## Your objective
Make an exact copy of each entry, leaving out every picture.

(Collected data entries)
----------
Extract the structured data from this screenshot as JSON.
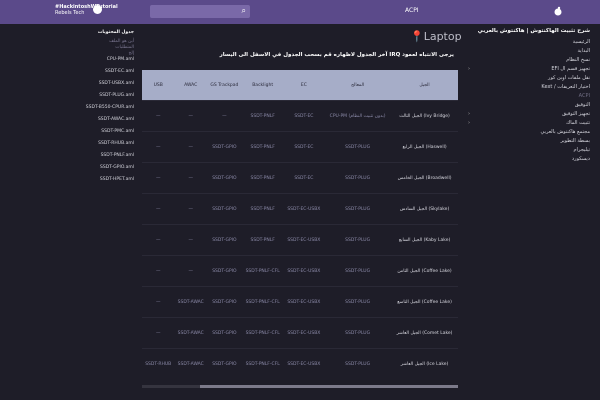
{
  "brand": {
    "line1": "#HackintoshWTutorial",
    "line2": "Rebels Tech"
  },
  "acpi": "ACPI",
  "toc": {
    "title": "جدول المحتويات",
    "items_dim": [
      "أين هو الملف",
      "المتطلبات",
      "إلخ"
    ],
    "items": [
      "CPU-PM.aml",
      "SSDT-EC.aml",
      "SSDT-USBX.aml",
      "SSDT-PLUG.aml",
      "SSDT-B550-CPUR.aml",
      "SSDT-AWAC.aml",
      "SSDT-PMC.aml",
      "SSDT-RHUB.aml",
      "SSDT-PNLF.aml",
      "SSDT-GPIO.aml",
      "SSDT-HPET.aml"
    ]
  },
  "nav": {
    "title": "شرح تثبيت الهاكنتوش | هاكنتوش بالعربي",
    "items": [
      {
        "label": "الرئيسية"
      },
      {
        "label": "البداية"
      },
      {
        "label": "نسخ النظام"
      },
      {
        "label": "تجهيز قسم ال EFI",
        "chev": true
      },
      {
        "label": "نقل ملفات اوبن كور"
      },
      {
        "label": "اختيار التعريفات / Kext"
      },
      {
        "label": "ACPI",
        "dim": true
      },
      {
        "label": "التوفيق"
      },
      {
        "label": "تجهيز التوفيق",
        "chev": true
      },
      {
        "label": "تثبيت الماك",
        "chev": true
      },
      {
        "label": "مجتمع هاكنتوش بالعربي"
      },
      {
        "label": "بسطة التطوير"
      },
      {
        "label": "تيليجرام"
      },
      {
        "label": "ديسكورد"
      }
    ]
  },
  "page": {
    "title": "Laptop",
    "intro": "يرجى الانتباه لعمود IRQ آخر الجدول لاظهاره قم بسحب الجدول في الاسفل الى اليسار"
  },
  "table": {
    "headers": [
      "USB",
      "AWAC",
      "GS Trackpad",
      "Backlight",
      "EC",
      "المعالج",
      "الجيل"
    ],
    "rows": [
      [
        "—",
        "—",
        "—",
        "SSDT-PNLF",
        "SSDT-EC",
        "CPU-PM (بدون تثبيت النظام)",
        "الجيل الثالث (Ivy Bridge)"
      ],
      [
        "—",
        "—",
        "SSDT-GPIO",
        "SSDT-PNLF",
        "SSDT-EC",
        "SSDT-PLUG",
        "الجيل الرابع (Haswell)"
      ],
      [
        "—",
        "—",
        "SSDT-GPIO",
        "SSDT-PNLF",
        "SSDT-EC",
        "SSDT-PLUG",
        "الجيل الخامس (Broadwell)"
      ],
      [
        "—",
        "—",
        "SSDT-GPIO",
        "SSDT-PNLF",
        "SSDT-EC-USBX",
        "SSDT-PLUG",
        "الجيل السادس (Skylake)"
      ],
      [
        "—",
        "—",
        "SSDT-GPIO",
        "SSDT-PNLF",
        "SSDT-EC-USBX",
        "SSDT-PLUG",
        "الجيل السابع (Kaby Lake)"
      ],
      [
        "—",
        "—",
        "SSDT-GPIO",
        "SSDT-PNLF-CFL",
        "SSDT-EC-USBX",
        "SSDT-PLUG",
        "الجيل الثامن (Coffee Lake)"
      ],
      [
        "—",
        "SSDT-AWAC",
        "SSDT-GPIO",
        "SSDT-PNLF-CFL",
        "SSDT-EC-USBX",
        "SSDT-PLUG",
        "الجيل التاسع (Coffee Lake)"
      ],
      [
        "—",
        "SSDT-AWAC",
        "SSDT-GPIO",
        "SSDT-PNLF-CFL",
        "SSDT-EC-USBX",
        "SSDT-PLUG",
        "الجيل العاشر (Comet Lake)"
      ],
      [
        "SSDT-RHUB",
        "SSDT-AWAC",
        "SSDT-GPIO",
        "SSDT-PNLF-CFL",
        "SSDT-EC-USBX",
        "SSDT-PLUG",
        "الجيل العاشر (Ice Lake)"
      ]
    ]
  }
}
----------
## Written reply
Extract the structured data from this screenshot as JSON.
{
  "brand": {
    "line1": "#HackintoshWTutorial",
    "line2": "Rebels Tech"
  },
  "acpi": "ACPI",
  "toc": {
    "title": "جدول المحتويات",
    "items_dim": [
      "أين هو الملف",
      "المتطلبات",
      "إلخ"
    ],
    "items": [
      "CPU-PM.aml",
      "SSDT-EC.aml",
      "SSDT-USBX.aml",
      "SSDT-PLUG.aml",
      "SSDT-B550-CPUR.aml",
      "SSDT-AWAC.aml",
      "SSDT-PMC.aml",
      "SSDT-RHUB.aml",
      "SSDT-PNLF.aml",
      "SSDT-GPIO.aml",
      "SSDT-HPET.aml"
    ]
  },
  "nav": {
    "title": "شرح تثبيت الهاكنتوش | هاكنتوش بالعربي",
    "items": [
      {
        "label": "الرئيسية"
      },
      {
        "label": "البداية"
      },
      {
        "label": "نسخ النظام"
      },
      {
        "label": "تجهيز قسم ال EFI",
        "chev": true
      },
      {
        "label": "نقل ملفات اوبن كور"
      },
      {
        "label": "اختيار التعريفات / Kext"
      },
      {
        "label": "ACPI",
        "dim": true
      },
      {
        "label": "التوفيق"
      },
      {
        "label": "تجهيز التوفيق",
        "chev": true
      },
      {
        "label": "تثبيت الماك",
        "chev": true
      },
      {
        "label": "مجتمع هاكنتوش بالعربي"
      },
      {
        "label": "بسطة التطوير"
      },
      {
        "label": "تيليجرام"
      },
      {
        "label": "ديسكورد"
      }
    ]
  },
  "page": {
    "title": "Laptop",
    "intro": "يرجى الانتباه لعمود IRQ آخر الجدول لاظهاره قم بسحب الجدول في الاسفل الى اليسار"
  },
  "table": {
    "headers": [
      "USB",
      "AWAC",
      "GS Trackpad",
      "Backlight",
      "EC",
      "المعالج",
      "الجيل"
    ],
    "rows": [
      [
        "—",
        "—",
        "—",
        "SSDT-PNLF",
        "SSDT-EC",
        "CPU-PM (بدون تثبيت النظام)",
        "الجيل الثالث (Ivy Bridge)"
      ],
      [
        "—",
        "—",
        "SSDT-GPIO",
        "SSDT-PNLF",
        "SSDT-EC",
        "SSDT-PLUG",
        "الجيل الرابع (Haswell)"
      ],
      [
        "—",
        "—",
        "SSDT-GPIO",
        "SSDT-PNLF",
        "SSDT-EC",
        "SSDT-PLUG",
        "الجيل الخامس (Broadwell)"
      ],
      [
        "—",
        "—",
        "SSDT-GPIO",
        "SSDT-PNLF",
        "SSDT-EC-USBX",
        "SSDT-PLUG",
        "الجيل السادس (Skylake)"
      ],
      [
        "—",
        "—",
        "SSDT-GPIO",
        "SSDT-PNLF",
        "SSDT-EC-USBX",
        "SSDT-PLUG",
        "الجيل السابع (Kaby Lake)"
      ],
      [
        "—",
        "—",
        "SSDT-GPIO",
        "SSDT-PNLF-CFL",
        "SSDT-EC-USBX",
        "SSDT-PLUG",
        "الجيل الثامن (Coffee Lake)"
      ],
      [
        "—",
        "SSDT-AWAC",
        "SSDT-GPIO",
        "SSDT-PNLF-CFL",
        "SSDT-EC-USBX",
        "SSDT-PLUG",
        "الجيل التاسع (Coffee Lake)"
      ],
      [
        "—",
        "SSDT-AWAC",
        "SSDT-GPIO",
        "SSDT-PNLF-CFL",
        "SSDT-EC-USBX",
        "SSDT-PLUG",
        "الجيل العاشر (Comet Lake)"
      ],
      [
        "SSDT-RHUB",
        "SSDT-AWAC",
        "SSDT-GPIO",
        "SSDT-PNLF-CFL",
        "SSDT-EC-USBX",
        "SSDT-PLUG",
        "الجيل العاشر (Ice Lake)"
      ]
    ]
  }
}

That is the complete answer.